## Data entries:
◆ ◆ ◆ ◆ ◆ ◆ ◆
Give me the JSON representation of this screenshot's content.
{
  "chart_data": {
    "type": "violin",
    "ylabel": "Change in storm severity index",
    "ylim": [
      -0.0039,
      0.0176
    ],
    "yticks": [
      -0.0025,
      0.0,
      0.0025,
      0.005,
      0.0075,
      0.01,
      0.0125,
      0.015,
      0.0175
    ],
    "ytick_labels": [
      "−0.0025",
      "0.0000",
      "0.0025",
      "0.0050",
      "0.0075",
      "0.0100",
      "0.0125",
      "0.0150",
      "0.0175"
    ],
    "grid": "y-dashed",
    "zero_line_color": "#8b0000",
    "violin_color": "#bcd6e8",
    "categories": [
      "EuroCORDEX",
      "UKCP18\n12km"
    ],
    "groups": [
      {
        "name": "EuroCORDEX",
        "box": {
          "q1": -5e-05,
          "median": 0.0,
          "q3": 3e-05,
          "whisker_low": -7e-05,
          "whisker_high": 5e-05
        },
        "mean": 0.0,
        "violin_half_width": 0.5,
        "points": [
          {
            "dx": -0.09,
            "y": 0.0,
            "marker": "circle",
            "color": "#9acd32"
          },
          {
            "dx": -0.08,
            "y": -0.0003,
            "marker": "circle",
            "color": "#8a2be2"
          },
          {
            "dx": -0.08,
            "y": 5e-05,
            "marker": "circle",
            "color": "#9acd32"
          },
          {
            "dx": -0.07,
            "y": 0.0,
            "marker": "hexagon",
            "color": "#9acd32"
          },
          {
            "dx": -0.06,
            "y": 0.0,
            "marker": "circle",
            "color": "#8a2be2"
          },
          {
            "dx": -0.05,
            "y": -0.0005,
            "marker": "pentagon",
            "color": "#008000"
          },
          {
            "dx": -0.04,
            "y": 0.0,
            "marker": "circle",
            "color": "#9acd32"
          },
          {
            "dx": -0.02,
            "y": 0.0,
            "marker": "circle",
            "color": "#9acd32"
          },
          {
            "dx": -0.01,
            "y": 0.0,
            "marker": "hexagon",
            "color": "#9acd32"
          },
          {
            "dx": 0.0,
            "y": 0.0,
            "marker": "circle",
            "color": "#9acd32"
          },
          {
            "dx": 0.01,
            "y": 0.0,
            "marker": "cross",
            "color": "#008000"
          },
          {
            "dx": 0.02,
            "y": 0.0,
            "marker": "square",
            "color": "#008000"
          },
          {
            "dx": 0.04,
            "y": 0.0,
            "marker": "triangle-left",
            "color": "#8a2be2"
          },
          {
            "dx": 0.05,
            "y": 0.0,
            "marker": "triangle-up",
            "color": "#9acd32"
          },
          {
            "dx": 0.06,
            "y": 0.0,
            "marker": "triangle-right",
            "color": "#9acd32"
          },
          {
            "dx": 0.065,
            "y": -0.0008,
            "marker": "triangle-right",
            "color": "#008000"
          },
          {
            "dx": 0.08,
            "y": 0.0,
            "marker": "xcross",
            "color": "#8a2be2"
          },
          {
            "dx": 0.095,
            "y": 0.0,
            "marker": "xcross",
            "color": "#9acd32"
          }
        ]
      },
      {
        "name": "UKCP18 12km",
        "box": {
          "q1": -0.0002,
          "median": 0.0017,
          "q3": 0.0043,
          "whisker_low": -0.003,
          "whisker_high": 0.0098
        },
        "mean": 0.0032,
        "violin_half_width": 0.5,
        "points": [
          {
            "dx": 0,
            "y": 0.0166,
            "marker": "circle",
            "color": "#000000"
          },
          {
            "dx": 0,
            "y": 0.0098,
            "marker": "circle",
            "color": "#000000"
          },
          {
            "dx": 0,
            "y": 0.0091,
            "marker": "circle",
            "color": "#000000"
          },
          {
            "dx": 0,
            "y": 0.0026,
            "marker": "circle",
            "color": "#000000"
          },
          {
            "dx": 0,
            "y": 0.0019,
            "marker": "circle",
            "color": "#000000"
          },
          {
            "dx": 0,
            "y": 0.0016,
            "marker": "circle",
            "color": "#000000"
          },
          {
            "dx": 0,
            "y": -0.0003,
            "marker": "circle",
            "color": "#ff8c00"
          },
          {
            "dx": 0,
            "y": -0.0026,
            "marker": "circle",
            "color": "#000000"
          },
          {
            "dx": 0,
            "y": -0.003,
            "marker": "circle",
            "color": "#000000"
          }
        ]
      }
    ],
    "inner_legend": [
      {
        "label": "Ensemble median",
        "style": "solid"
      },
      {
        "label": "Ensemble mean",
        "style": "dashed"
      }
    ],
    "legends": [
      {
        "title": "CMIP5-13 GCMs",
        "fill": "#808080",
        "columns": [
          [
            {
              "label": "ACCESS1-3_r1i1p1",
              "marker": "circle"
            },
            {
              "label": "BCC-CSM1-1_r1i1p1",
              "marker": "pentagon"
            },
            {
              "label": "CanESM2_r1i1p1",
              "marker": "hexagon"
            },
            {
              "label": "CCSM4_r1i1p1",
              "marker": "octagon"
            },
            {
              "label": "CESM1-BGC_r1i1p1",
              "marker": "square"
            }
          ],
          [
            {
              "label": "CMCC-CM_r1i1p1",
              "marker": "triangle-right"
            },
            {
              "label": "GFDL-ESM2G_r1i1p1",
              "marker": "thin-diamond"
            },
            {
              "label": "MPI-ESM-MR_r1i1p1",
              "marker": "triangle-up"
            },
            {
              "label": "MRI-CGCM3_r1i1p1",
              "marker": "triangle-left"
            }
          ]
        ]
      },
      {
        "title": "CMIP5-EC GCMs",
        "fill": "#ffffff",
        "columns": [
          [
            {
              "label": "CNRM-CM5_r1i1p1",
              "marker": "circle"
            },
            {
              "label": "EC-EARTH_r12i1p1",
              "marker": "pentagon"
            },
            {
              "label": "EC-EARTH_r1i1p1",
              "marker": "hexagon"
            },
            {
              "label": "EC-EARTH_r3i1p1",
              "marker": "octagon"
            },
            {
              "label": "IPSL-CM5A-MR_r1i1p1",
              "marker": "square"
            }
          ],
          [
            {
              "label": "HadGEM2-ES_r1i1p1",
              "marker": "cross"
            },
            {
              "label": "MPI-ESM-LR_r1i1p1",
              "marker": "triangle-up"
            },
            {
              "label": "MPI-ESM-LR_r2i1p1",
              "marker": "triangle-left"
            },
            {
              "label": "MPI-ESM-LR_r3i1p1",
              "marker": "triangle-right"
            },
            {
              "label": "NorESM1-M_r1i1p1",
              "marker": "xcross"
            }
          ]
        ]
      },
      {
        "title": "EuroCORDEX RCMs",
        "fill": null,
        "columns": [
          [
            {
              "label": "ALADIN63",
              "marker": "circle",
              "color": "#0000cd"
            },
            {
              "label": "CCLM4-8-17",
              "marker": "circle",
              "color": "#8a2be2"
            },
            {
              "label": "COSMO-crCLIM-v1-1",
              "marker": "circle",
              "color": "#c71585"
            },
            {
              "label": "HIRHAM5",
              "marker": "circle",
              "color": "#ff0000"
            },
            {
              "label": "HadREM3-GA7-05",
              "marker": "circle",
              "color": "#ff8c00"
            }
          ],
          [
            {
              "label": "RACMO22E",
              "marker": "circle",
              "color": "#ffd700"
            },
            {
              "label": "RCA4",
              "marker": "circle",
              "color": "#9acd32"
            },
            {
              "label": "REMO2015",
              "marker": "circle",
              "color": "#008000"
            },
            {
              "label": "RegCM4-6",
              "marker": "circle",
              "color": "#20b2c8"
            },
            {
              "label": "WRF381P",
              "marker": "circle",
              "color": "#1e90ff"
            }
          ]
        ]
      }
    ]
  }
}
◆ ◆ ◆ ◆ ◆ ◆ ◆
## What you should do:
Among the records above, find each line holding the string "EuroCORDEX" and pull it out.

## Final answer:
      "EuroCORDEX",
        "name": "EuroCORDEX",
        "title": "EuroCORDEX RCMs",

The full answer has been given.